::: Records shown :::
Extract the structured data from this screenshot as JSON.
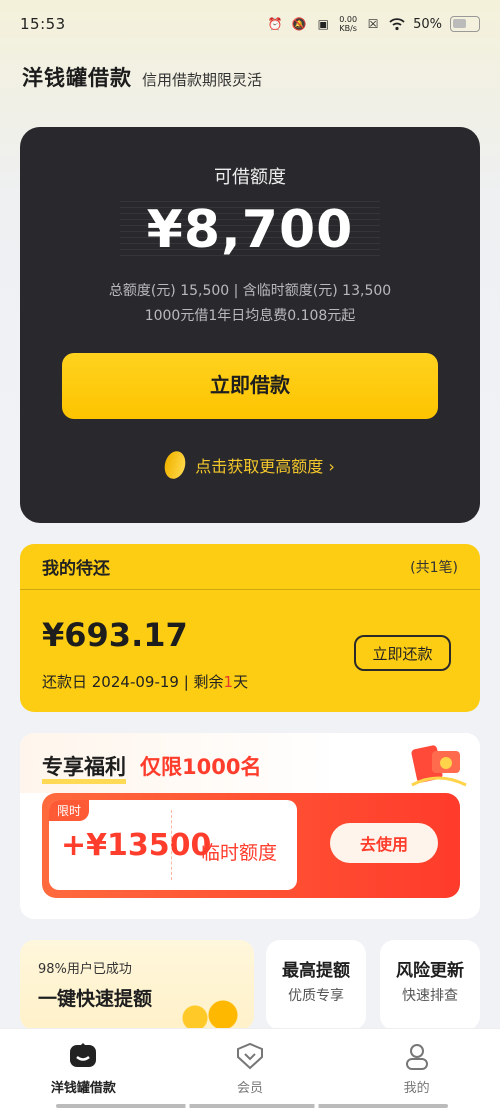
{
  "status_bar": {
    "time": "15:53",
    "net_speed_value": "0.00",
    "net_speed_unit": "KB/s",
    "battery": "50%"
  },
  "header": {
    "title": "洋钱罐借款",
    "slogan": "信用借款期限灵活"
  },
  "credit": {
    "label": "可借额度",
    "amount": "¥8,700",
    "detail": "总额度(元) 15,500 | 含临时额度(元) 13,500",
    "rate": "1000元借1年日均息费0.108元起",
    "borrow_button": "立即借款",
    "more_limit": "点击获取更高额度 ›"
  },
  "repay": {
    "title": "我的待还",
    "count": "(共1笔)",
    "amount": "¥693.17",
    "date_prefix": "还款日 2024-09-19 | 剩余",
    "days": "1",
    "date_suffix": "天",
    "button": "立即还款"
  },
  "benefit": {
    "title": "专享福利",
    "limited": "仅限1000名",
    "coupon_tag": "限时",
    "coupon_value": "+¥13500",
    "coupon_label": "临时额度",
    "use_button": "去使用"
  },
  "promos": {
    "big_sub": "98%用户已成功",
    "big_main": "一键快速提额",
    "items": [
      {
        "title": "最高提额",
        "subtitle": "优质专享"
      },
      {
        "title": "风险更新",
        "subtitle": "快速排查"
      }
    ]
  },
  "tabs": [
    {
      "label": "洋钱罐借款",
      "icon": "home-icon",
      "active": true
    },
    {
      "label": "会员",
      "icon": "member-icon",
      "active": false
    },
    {
      "label": "我的",
      "icon": "profile-icon",
      "active": false
    }
  ],
  "colors": {
    "accent_yellow": "#fdcd14",
    "card_dark": "#29292d",
    "accent_red": "#ff3d2c"
  }
}
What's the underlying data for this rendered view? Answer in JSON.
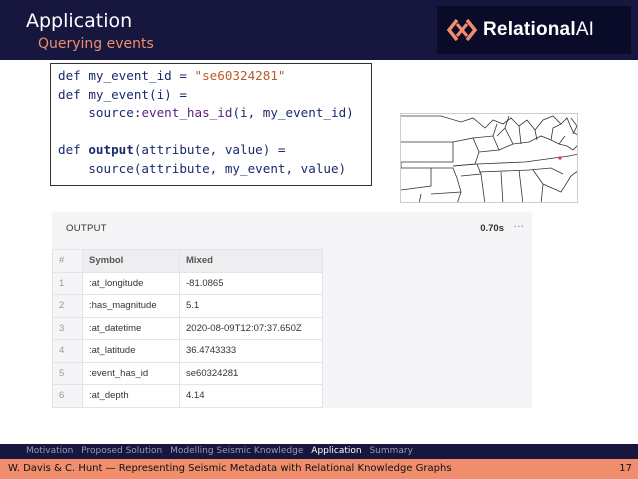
{
  "header": {
    "title": "Application",
    "subtitle": "Querying events",
    "logo_brand": "Relational",
    "logo_suffix": "AI"
  },
  "code": {
    "line1": {
      "kw": "def",
      "name": "my_event_id",
      "op": " = ",
      "str": "\"se60324281\""
    },
    "line2": {
      "kw": "def",
      "name": "my_event(i)",
      "op": " ="
    },
    "line3": {
      "source": "source",
      "colon": ":",
      "rel": "event_has_id",
      "args": "(i, my_event_id)"
    },
    "line5": {
      "kw": "def",
      "name": "output",
      "args": "(attribute, value) ="
    },
    "line6": {
      "source": "source",
      "args": "(attribute, my_event, value)"
    }
  },
  "output": {
    "title": "OUTPUT",
    "time": "0.70s",
    "more": "···",
    "columns": [
      "#",
      "Symbol",
      "Mixed"
    ],
    "rows": [
      {
        "n": "1",
        "symbol": ":at_longitude",
        "value": "-81.0865"
      },
      {
        "n": "2",
        "symbol": ":has_magnitude",
        "value": "5.1"
      },
      {
        "n": "3",
        "symbol": ":at_datetime",
        "value": "2020-08-09T12:07:37.650Z"
      },
      {
        "n": "4",
        "symbol": ":at_latitude",
        "value": "36.4743333"
      },
      {
        "n": "5",
        "symbol": ":event_has_id",
        "value": "se60324281"
      },
      {
        "n": "6",
        "symbol": ":at_depth",
        "value": "4.14"
      }
    ]
  },
  "nav": {
    "items": [
      "Motivation",
      "Proposed Solution",
      "Modelling Seismic Knowledge",
      "Application",
      "Summary"
    ],
    "active": "Application"
  },
  "footer": {
    "text": "W. Davis & C. Hunt — Representing Seismic Metadata with Relational Knowledge Graphs",
    "page": "17"
  },
  "colors": {
    "header_bg": "#16163f",
    "accent": "#f08d6c",
    "marker": "#e0303a"
  }
}
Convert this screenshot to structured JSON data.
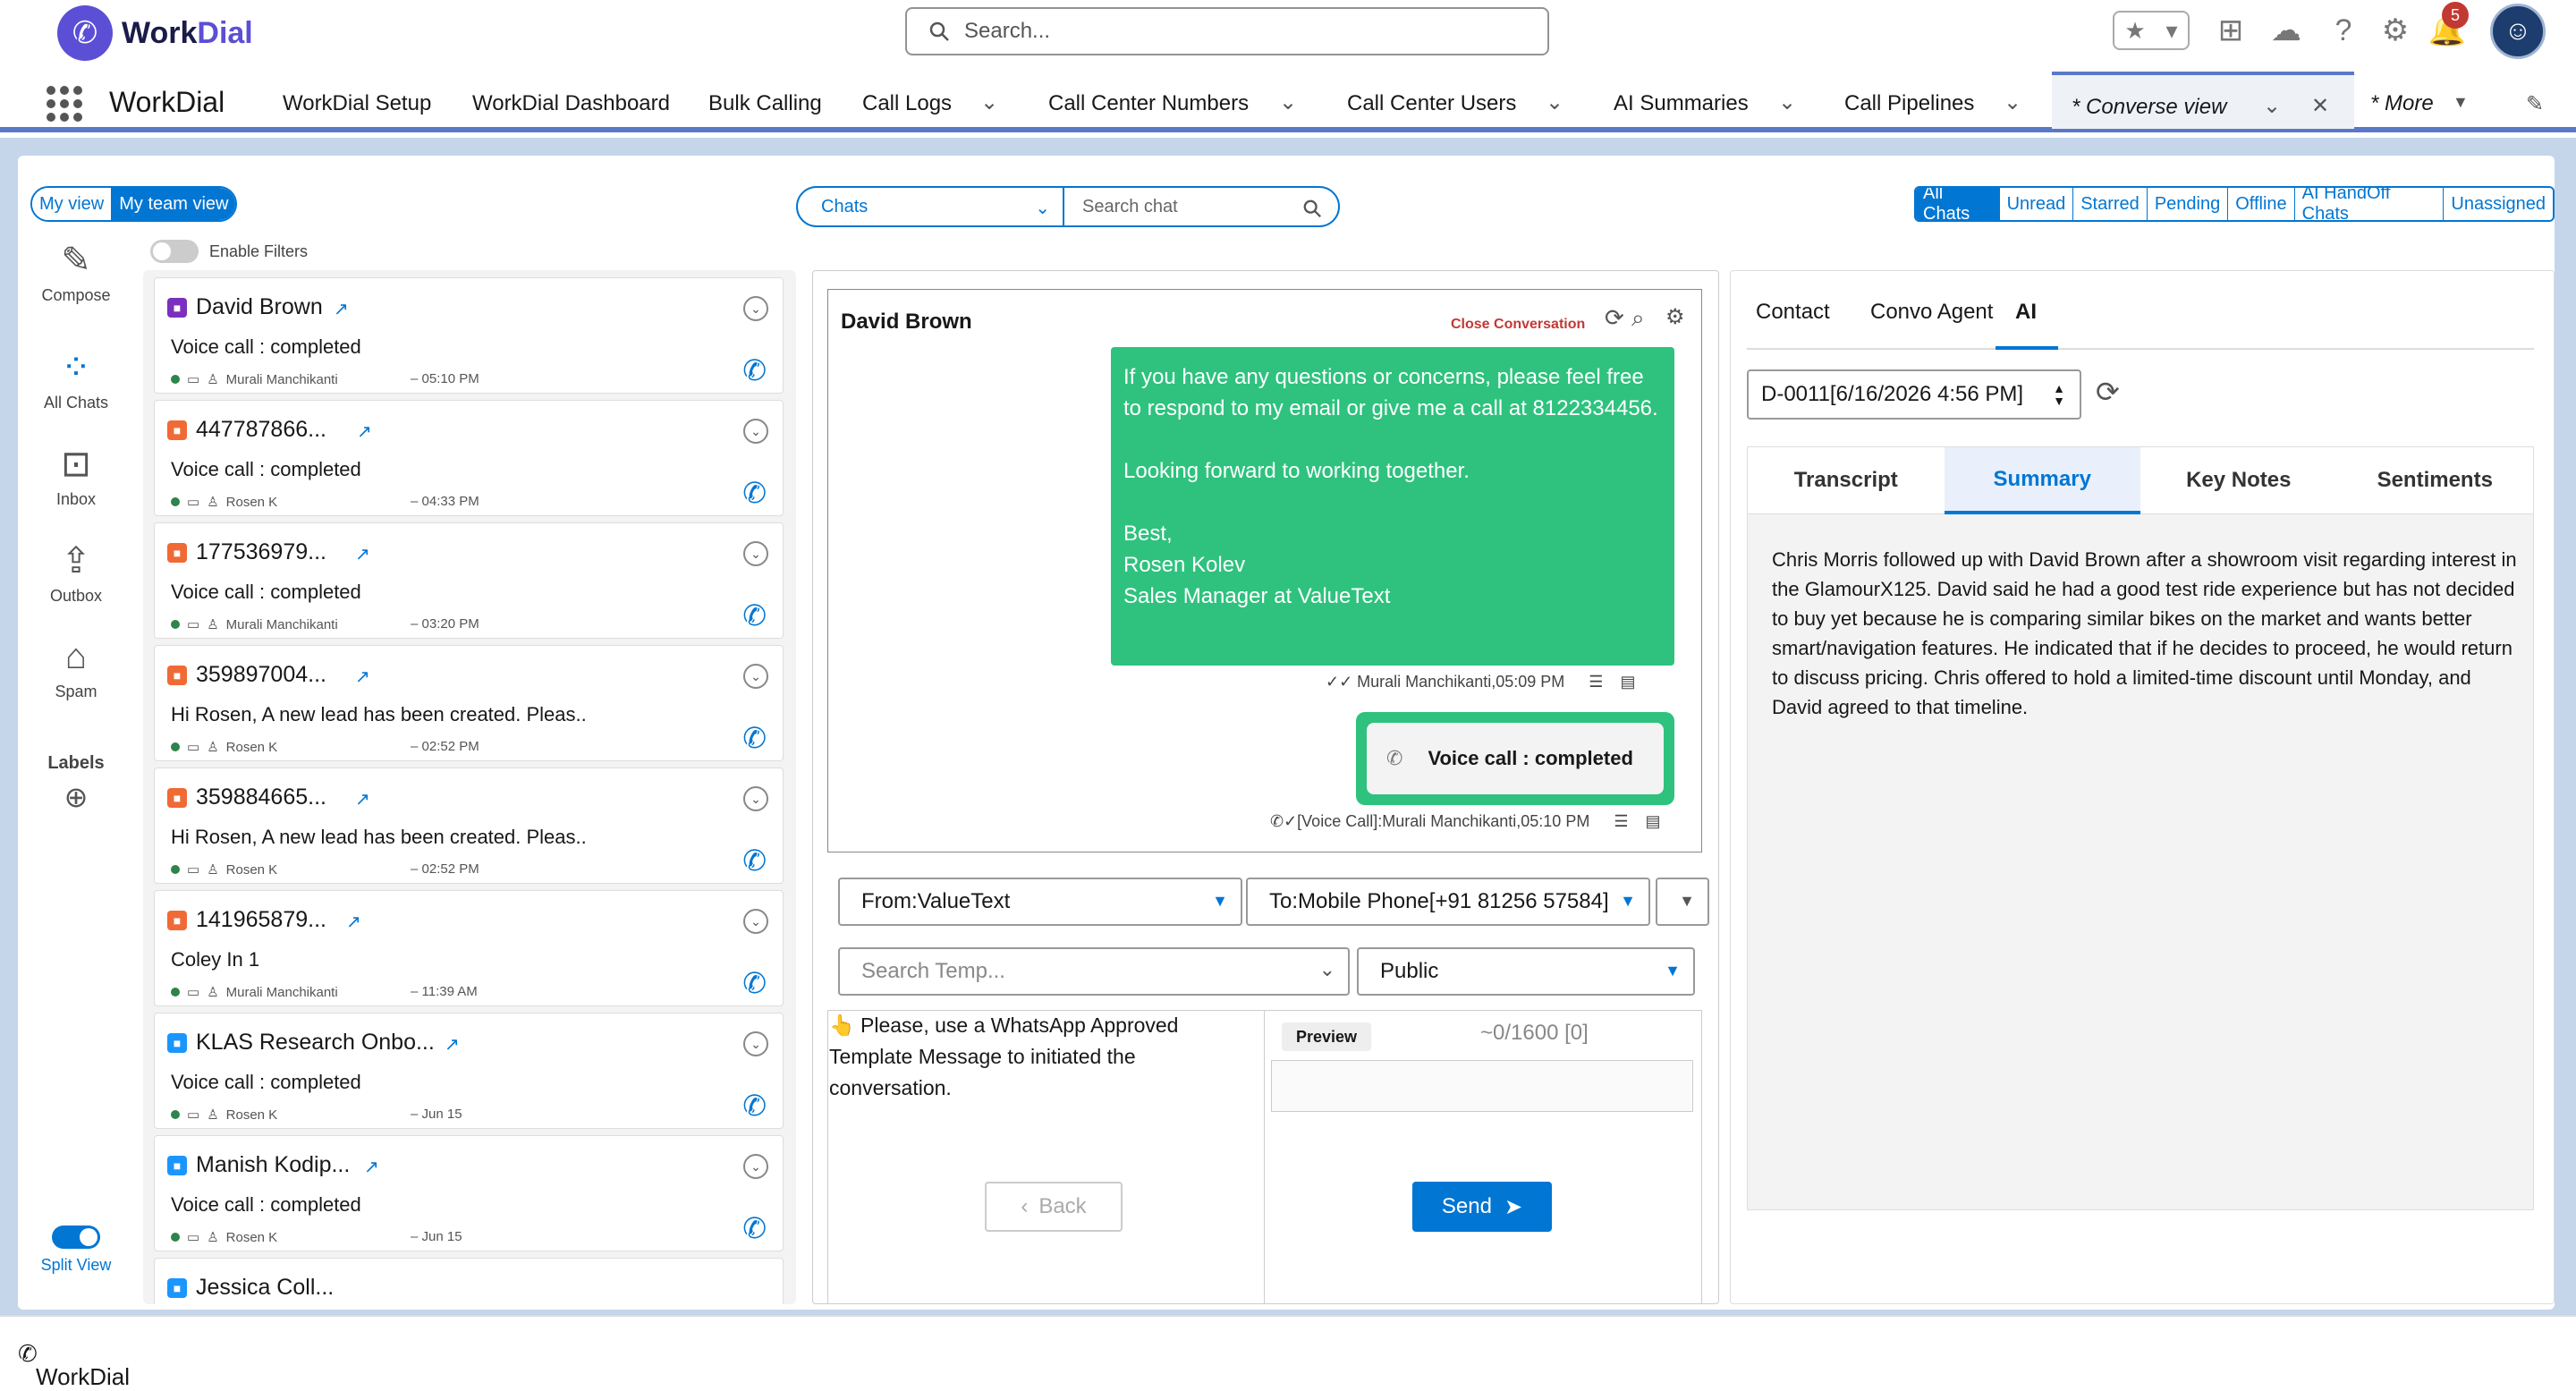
{
  "header": {
    "brand": "WorkDial",
    "search_placeholder": "Search...",
    "notification_count": "5"
  },
  "nav": {
    "app_name": "WorkDial",
    "items": [
      "WorkDial Setup",
      "WorkDial Dashboard",
      "Bulk Calling",
      "Call Logs",
      "Call Center Numbers",
      "Call Center Users",
      "AI Summaries",
      "Call Pipelines"
    ],
    "active_tab": "* Converse view",
    "more": "* More"
  },
  "views": {
    "my_view": "My view",
    "team_view": "My team view"
  },
  "chat_select": "Chats",
  "chat_search_placeholder": "Search chat",
  "filters": {
    "enable_label": "Enable Filters"
  },
  "chat_tabs": [
    "All Chats",
    "Unread",
    "Starred",
    "Pending",
    "Offline",
    "AI HandOff Chats",
    "Unassigned"
  ],
  "rail": {
    "compose": "Compose",
    "all_chats": "All Chats",
    "inbox": "Inbox",
    "outbox": "Outbox",
    "spam": "Spam",
    "labels": "Labels",
    "split_view": "Split View"
  },
  "chats": [
    {
      "name": "David Brown",
      "message": "Voice call : completed",
      "agent": "Murali Manchikanti",
      "time": "– 05:10 PM",
      "badge": "#7b2fbe"
    },
    {
      "name": "447787866...",
      "message": "Voice call : completed",
      "agent": "Rosen K",
      "time": "– 04:33 PM",
      "badge": "#f06a35"
    },
    {
      "name": "177536979...",
      "message": "Voice call : completed",
      "agent": "Murali Manchikanti",
      "time": "– 03:20 PM",
      "badge": "#f06a35"
    },
    {
      "name": "359897004...",
      "message": "Hi Rosen, A new lead has been created. Pleas..",
      "agent": "Rosen K",
      "time": "– 02:52 PM",
      "badge": "#f06a35"
    },
    {
      "name": "359884665...",
      "message": "Hi Rosen, A new lead has been created. Pleas..",
      "agent": "Rosen K",
      "time": "– 02:52 PM",
      "badge": "#f06a35"
    },
    {
      "name": "141965879...",
      "message": "Coley In 1",
      "agent": "Murali Manchikanti",
      "time": "– 11:39 AM",
      "badge": "#f06a35"
    },
    {
      "name": "KLAS Research Onbo...",
      "message": "Voice call : completed",
      "agent": "Rosen K",
      "time": "– Jun 15",
      "badge": "#1b96ff"
    },
    {
      "name": "Manish Kodip...",
      "message": "Voice call : completed",
      "agent": "Rosen K",
      "time": "– Jun 15",
      "badge": "#1b96ff"
    }
  ],
  "partial_chat_name": "Jessica Coll...",
  "conversation": {
    "title": "David Brown",
    "close_label": "Close Conversation",
    "bubble_text": "If you have any questions or concerns, please feel free to respond to my email or give me a call at 8122334456.\n\nLooking forward to working together.\n\nBest,\nRosen Kolev\nSales Manager at ValueText",
    "bubble_meta": "Murali Manchikanti,05:09 PM",
    "voice_call_label": "Voice call : completed",
    "voice_meta": "[Voice Call]:Murali Manchikanti,05:10 PM",
    "from": "From:ValueText",
    "to": "To:Mobile Phone[+91 81256 57584]",
    "template_placeholder": "Search Temp...",
    "visibility": "Public",
    "template_message": "👆 Please, use a WhatsApp Approved Template Message to initiated the conversation.",
    "back_label": "Back",
    "preview_label": "Preview",
    "char_count": "~0/1600 [0]",
    "send_label": "Send"
  },
  "ai_panel": {
    "tabs": [
      "Contact",
      "Convo Agent",
      "AI"
    ],
    "date_select": "D-0011[6/16/2026 4:56 PM]",
    "sub_tabs": [
      "Transcript",
      "Summary",
      "Key Notes",
      "Sentiments"
    ],
    "summary": "Chris Morris followed up with David Brown after a showroom visit regarding interest in the GlamourX125. David said he had a good test ride experience but has not decided to buy yet because he is comparing similar bikes on the market and wants better smart/navigation features. He indicated that if he decides to proceed, he would return to discuss pricing. Chris offered to hold a limited-time discount until Monday, and David agreed to that timeline."
  },
  "footer": {
    "label": "WorkDial"
  }
}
:::
:: What you will do ::
Identify each line in the records above that contains the word "David", and copy it out in full.

:: Correct response ::
      "name": "David Brown",
    "title": "David Brown",
    "summary": "Chris Morris followed up with David Brown after a showroom visit regarding interest in the GlamourX125. David said he had a good test ride experience but has not decided to buy yet because he is comparing similar bikes on the market and wants better smart/navigation features. He indicated that if he decides to proceed, he would return to discuss pricing. Chris offered to hold a limited-time discount until Monday, and David agreed to that timeline."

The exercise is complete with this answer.